* _Set task_
Print the entire listing. Each line must match the original exactly.

--------------------------------

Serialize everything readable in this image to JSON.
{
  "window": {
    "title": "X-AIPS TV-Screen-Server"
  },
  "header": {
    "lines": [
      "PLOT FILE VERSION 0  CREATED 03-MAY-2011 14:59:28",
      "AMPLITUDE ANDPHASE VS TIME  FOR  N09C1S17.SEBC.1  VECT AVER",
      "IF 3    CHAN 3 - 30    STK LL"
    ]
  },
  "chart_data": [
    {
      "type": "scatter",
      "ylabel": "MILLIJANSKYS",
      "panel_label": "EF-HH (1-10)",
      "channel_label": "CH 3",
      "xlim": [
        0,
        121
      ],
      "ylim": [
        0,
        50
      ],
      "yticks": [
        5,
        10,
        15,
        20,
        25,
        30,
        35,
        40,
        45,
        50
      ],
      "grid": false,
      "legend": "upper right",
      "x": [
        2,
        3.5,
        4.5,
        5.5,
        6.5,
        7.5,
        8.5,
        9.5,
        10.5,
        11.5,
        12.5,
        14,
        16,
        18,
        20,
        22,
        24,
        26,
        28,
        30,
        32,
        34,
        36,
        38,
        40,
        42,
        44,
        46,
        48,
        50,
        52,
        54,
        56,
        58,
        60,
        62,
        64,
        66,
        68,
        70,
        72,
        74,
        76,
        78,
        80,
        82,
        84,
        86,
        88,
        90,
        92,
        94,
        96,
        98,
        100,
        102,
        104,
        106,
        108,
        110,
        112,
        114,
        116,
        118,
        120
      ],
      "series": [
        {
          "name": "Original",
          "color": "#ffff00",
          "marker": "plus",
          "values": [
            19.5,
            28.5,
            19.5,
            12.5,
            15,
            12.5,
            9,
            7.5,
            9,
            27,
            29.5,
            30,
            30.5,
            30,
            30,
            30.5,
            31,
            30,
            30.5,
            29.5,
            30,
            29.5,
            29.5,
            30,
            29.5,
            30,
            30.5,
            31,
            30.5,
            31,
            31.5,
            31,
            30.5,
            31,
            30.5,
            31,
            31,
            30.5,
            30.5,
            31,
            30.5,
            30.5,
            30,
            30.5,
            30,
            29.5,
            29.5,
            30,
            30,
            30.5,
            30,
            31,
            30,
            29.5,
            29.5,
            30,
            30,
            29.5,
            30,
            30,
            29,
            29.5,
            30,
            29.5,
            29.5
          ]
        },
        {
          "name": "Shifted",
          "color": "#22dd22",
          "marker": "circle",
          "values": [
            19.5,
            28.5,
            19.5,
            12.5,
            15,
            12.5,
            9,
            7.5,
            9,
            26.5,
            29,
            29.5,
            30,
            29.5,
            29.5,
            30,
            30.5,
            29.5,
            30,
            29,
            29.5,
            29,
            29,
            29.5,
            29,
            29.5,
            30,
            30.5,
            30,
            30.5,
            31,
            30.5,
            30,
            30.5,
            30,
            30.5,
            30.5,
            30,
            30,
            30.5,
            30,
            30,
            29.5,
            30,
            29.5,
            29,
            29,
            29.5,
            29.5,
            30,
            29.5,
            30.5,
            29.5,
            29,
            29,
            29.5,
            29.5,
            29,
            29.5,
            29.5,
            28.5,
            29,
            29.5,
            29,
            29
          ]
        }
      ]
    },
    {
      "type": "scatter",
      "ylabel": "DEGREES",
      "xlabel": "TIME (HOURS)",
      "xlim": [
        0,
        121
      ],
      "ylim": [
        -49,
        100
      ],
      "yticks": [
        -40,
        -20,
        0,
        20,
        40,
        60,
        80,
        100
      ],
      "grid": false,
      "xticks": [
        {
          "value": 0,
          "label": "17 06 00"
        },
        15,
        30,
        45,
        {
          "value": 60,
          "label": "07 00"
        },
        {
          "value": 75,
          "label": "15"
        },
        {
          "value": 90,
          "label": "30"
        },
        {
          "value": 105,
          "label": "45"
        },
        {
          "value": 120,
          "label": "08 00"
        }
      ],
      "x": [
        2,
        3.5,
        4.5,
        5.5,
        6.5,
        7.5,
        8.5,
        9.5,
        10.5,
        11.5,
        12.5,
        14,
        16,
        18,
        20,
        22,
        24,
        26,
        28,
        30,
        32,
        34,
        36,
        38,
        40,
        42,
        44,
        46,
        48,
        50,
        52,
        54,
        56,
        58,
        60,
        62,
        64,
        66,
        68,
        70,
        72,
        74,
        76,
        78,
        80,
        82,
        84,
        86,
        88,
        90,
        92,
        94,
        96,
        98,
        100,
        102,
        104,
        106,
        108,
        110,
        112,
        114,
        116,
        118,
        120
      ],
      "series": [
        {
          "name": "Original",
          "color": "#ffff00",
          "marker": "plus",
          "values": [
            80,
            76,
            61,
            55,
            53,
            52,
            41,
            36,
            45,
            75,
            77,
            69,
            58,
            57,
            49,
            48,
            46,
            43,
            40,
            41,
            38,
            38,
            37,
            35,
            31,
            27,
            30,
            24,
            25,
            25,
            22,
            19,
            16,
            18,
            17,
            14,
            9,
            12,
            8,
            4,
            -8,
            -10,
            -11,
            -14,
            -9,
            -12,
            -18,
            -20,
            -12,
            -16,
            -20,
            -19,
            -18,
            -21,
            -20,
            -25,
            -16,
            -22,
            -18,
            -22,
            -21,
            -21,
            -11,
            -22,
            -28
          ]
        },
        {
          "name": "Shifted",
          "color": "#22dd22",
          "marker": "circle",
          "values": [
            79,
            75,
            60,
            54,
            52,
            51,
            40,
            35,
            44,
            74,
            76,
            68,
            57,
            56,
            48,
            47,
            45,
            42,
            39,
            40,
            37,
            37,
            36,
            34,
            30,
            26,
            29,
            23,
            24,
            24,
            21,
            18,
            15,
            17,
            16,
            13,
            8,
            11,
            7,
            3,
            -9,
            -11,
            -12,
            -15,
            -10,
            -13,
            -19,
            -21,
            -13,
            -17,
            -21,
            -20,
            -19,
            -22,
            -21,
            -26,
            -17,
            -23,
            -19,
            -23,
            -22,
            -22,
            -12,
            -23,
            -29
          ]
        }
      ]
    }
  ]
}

--------------------------------

* _Result_
Serialize everything readable in this image to JSON.
{
  "window": {
    "title": "X-AIPS TV-Screen-Server"
  },
  "header": {
    "lines": [
      "PLOT FILE VERSION 0  CREATED 03-MAY-2011 14:59:28",
      "AMPLITUDE ANDPHASE VS TIME  FOR  N09C1S17.SEBC.1  VECT AVER",
      "IF 3    CHAN 3 - 30    STK LL"
    ]
  },
  "chart_data": [
    {
      "type": "scatter",
      "ylabel": "MILLIJANSKYS",
      "panel_label": "EF-HH (1-10)",
      "channel_label": "CH 3",
      "xlim": [
        0,
        121
      ],
      "ylim": [
        0,
        50
      ],
      "yticks": [
        5,
        10,
        15,
        20,
        25,
        30,
        35,
        40,
        45,
        50
      ],
      "grid": false,
      "legend": "upper right",
      "x": [
        2,
        3.5,
        4.5,
        5.5,
        6.5,
        7.5,
        8.5,
        9.5,
        10.5,
        11.5,
        12.5,
        14,
        16,
        18,
        20,
        22,
        24,
        26,
        28,
        30,
        32,
        34,
        36,
        38,
        40,
        42,
        44,
        46,
        48,
        50,
        52,
        54,
        56,
        58,
        60,
        62,
        64,
        66,
        68,
        70,
        72,
        74,
        76,
        78,
        80,
        82,
        84,
        86,
        88,
        90,
        92,
        94,
        96,
        98,
        100,
        102,
        104,
        106,
        108,
        110,
        112,
        114,
        116,
        118,
        120
      ],
      "series": [
        {
          "name": "Original",
          "color": "#ffff00",
          "marker": "plus",
          "values": [
            19.5,
            28.5,
            19.5,
            12.5,
            15,
            12.5,
            9,
            7.5,
            9,
            27,
            29.5,
            30,
            30.5,
            30,
            30,
            30.5,
            31,
            30,
            30.5,
            29.5,
            30,
            29.5,
            29.5,
            30,
            29.5,
            30,
            30.5,
            31,
            30.5,
            31,
            31.5,
            31,
            30.5,
            31,
            30.5,
            31,
            31,
            30.5,
            30.5,
            31,
            30.5,
            30.5,
            30,
            30.5,
            30,
            29.5,
            29.5,
            30,
            30,
            30.5,
            30,
            31,
            30,
            29.5,
            29.5,
            30,
            30,
            29.5,
            30,
            30,
            29,
            29.5,
            30,
            29.5,
            29.5
          ]
        },
        {
          "name": "Shifted",
          "color": "#22dd22",
          "marker": "circle",
          "values": [
            19.5,
            28.5,
            19.5,
            12.5,
            15,
            12.5,
            9,
            7.5,
            9,
            26.5,
            29,
            29.5,
            30,
            29.5,
            29.5,
            30,
            30.5,
            29.5,
            30,
            29,
            29.5,
            29,
            29,
            29.5,
            29,
            29.5,
            30,
            30.5,
            30,
            30.5,
            31,
            30.5,
            30,
            30.5,
            30,
            30.5,
            30.5,
            30,
            30,
            30.5,
            30,
            30,
            29.5,
            30,
            29.5,
            29,
            29,
            29.5,
            29.5,
            30,
            29.5,
            30.5,
            29.5,
            29,
            29,
            29.5,
            29.5,
            29,
            29.5,
            29.5,
            28.5,
            29,
            29.5,
            29,
            29
          ]
        }
      ]
    },
    {
      "type": "scatter",
      "ylabel": "DEGREES",
      "xlabel": "TIME (HOURS)",
      "xlim": [
        0,
        121
      ],
      "ylim": [
        -49,
        100
      ],
      "yticks": [
        -40,
        -20,
        0,
        20,
        40,
        60,
        80,
        100
      ],
      "grid": false,
      "xticks": [
        {
          "value": 0,
          "label": "17 06 00"
        },
        15,
        30,
        45,
        {
          "value": 60,
          "label": "07 00"
        },
        {
          "value": 75,
          "label": "15"
        },
        {
          "value": 90,
          "label": "30"
        },
        {
          "value": 105,
          "label": "45"
        },
        {
          "value": 120,
          "label": "08 00"
        }
      ],
      "x": [
        2,
        3.5,
        4.5,
        5.5,
        6.5,
        7.5,
        8.5,
        9.5,
        10.5,
        11.5,
        12.5,
        14,
        16,
        18,
        20,
        22,
        24,
        26,
        28,
        30,
        32,
        34,
        36,
        38,
        40,
        42,
        44,
        46,
        48,
        50,
        52,
        54,
        56,
        58,
        60,
        62,
        64,
        66,
        68,
        70,
        72,
        74,
        76,
        78,
        80,
        82,
        84,
        86,
        88,
        90,
        92,
        94,
        96,
        98,
        100,
        102,
        104,
        106,
        108,
        110,
        112,
        114,
        116,
        118,
        120
      ],
      "series": [
        {
          "name": "Original",
          "color": "#ffff00",
          "marker": "plus",
          "values": [
            80,
            76,
            61,
            55,
            53,
            52,
            41,
            36,
            45,
            75,
            77,
            69,
            58,
            57,
            49,
            48,
            46,
            43,
            40,
            41,
            38,
            38,
            37,
            35,
            31,
            27,
            30,
            24,
            25,
            25,
            22,
            19,
            16,
            18,
            17,
            14,
            9,
            12,
            8,
            4,
            -8,
            -10,
            -11,
            -14,
            -9,
            -12,
            -18,
            -20,
            -12,
            -16,
            -20,
            -19,
            -18,
            -21,
            -20,
            -25,
            -16,
            -22,
            -18,
            -22,
            -21,
            -21,
            -11,
            -22,
            -28
          ]
        },
        {
          "name": "Shifted",
          "color": "#22dd22",
          "marker": "circle",
          "values": [
            79,
            75,
            60,
            54,
            52,
            51,
            40,
            35,
            44,
            74,
            76,
            68,
            57,
            56,
            48,
            47,
            45,
            42,
            39,
            40,
            37,
            37,
            36,
            34,
            30,
            26,
            29,
            23,
            24,
            24,
            21,
            18,
            15,
            17,
            16,
            13,
            8,
            11,
            7,
            3,
            -9,
            -11,
            -12,
            -15,
            -10,
            -13,
            -19,
            -21,
            -13,
            -17,
            -21,
            -20,
            -19,
            -22,
            -21,
            -26,
            -17,
            -23,
            -19,
            -23,
            -22,
            -22,
            -12,
            -23,
            -29
          ]
        }
      ]
    }
  ]
}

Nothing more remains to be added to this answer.